Start of Extracted records
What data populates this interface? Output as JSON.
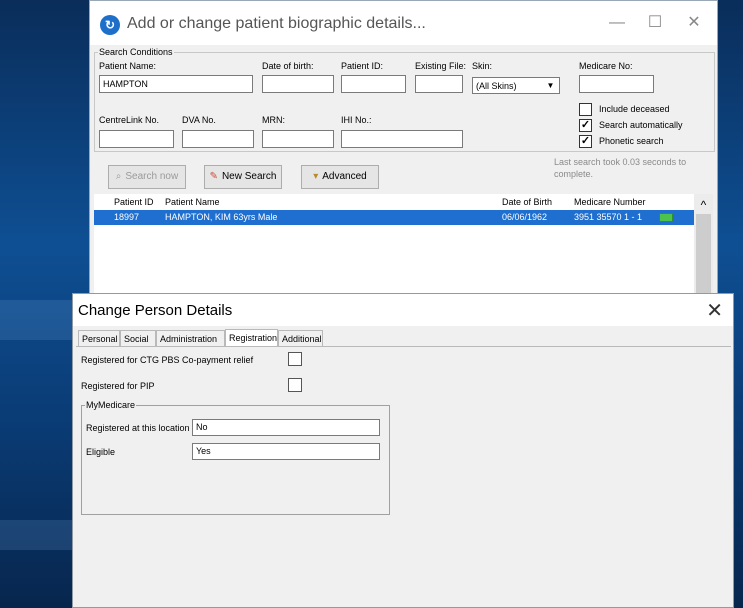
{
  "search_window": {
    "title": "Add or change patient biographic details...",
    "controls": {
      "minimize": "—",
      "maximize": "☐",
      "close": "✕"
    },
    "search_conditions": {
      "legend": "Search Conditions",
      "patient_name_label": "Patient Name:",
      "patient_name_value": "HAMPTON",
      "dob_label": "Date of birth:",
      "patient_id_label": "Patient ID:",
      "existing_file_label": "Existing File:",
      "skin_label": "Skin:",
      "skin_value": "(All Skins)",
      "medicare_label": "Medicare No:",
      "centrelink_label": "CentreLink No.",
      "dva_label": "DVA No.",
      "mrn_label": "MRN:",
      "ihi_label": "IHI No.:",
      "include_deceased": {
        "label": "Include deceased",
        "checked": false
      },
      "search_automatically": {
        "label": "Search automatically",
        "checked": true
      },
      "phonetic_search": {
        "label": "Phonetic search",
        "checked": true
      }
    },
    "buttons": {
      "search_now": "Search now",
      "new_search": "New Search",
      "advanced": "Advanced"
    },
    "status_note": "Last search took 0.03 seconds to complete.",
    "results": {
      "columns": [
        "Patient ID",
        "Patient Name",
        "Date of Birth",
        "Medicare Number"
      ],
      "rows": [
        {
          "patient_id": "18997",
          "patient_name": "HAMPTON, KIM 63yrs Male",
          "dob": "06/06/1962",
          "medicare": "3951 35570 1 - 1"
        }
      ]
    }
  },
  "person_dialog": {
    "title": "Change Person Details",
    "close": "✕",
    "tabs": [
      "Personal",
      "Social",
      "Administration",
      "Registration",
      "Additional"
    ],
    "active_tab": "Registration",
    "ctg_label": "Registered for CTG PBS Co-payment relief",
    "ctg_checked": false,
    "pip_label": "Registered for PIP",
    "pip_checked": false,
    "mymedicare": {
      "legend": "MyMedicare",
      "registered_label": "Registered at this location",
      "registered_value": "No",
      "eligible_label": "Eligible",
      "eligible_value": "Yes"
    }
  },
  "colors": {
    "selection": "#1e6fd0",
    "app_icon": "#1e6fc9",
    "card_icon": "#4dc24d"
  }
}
End of Extracted records
Start of Extracted records
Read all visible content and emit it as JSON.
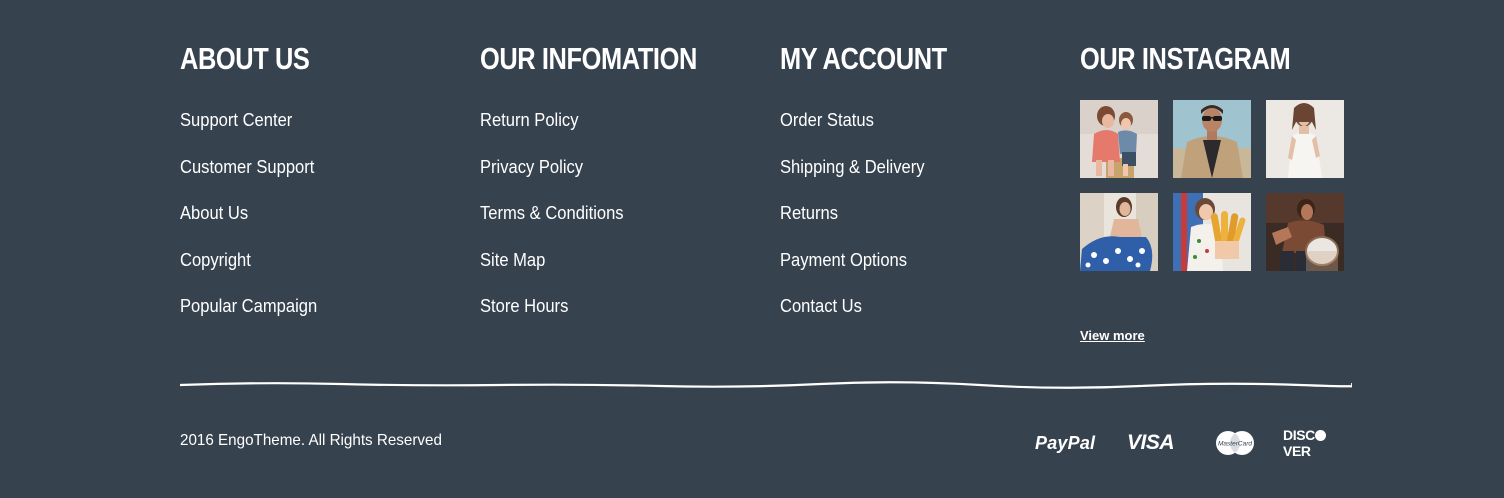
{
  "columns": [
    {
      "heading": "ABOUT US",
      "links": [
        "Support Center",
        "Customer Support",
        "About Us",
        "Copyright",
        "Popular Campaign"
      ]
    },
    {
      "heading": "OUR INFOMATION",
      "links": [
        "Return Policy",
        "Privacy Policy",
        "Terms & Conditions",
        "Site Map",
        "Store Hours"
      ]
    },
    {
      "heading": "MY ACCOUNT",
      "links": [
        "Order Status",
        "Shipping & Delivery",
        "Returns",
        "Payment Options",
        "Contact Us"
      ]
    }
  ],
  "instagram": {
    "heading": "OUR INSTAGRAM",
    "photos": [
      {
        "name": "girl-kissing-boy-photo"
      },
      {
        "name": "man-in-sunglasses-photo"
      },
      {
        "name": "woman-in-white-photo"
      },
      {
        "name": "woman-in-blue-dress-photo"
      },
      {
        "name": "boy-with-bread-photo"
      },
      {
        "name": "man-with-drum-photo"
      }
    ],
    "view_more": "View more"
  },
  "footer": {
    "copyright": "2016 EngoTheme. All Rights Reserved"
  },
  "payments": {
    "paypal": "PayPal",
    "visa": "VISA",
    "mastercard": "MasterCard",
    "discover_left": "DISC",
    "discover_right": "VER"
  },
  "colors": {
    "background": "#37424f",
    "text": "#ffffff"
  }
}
End of Extracted records
In the listing, find every line with the word "this" and state how many there are, nothing more.

2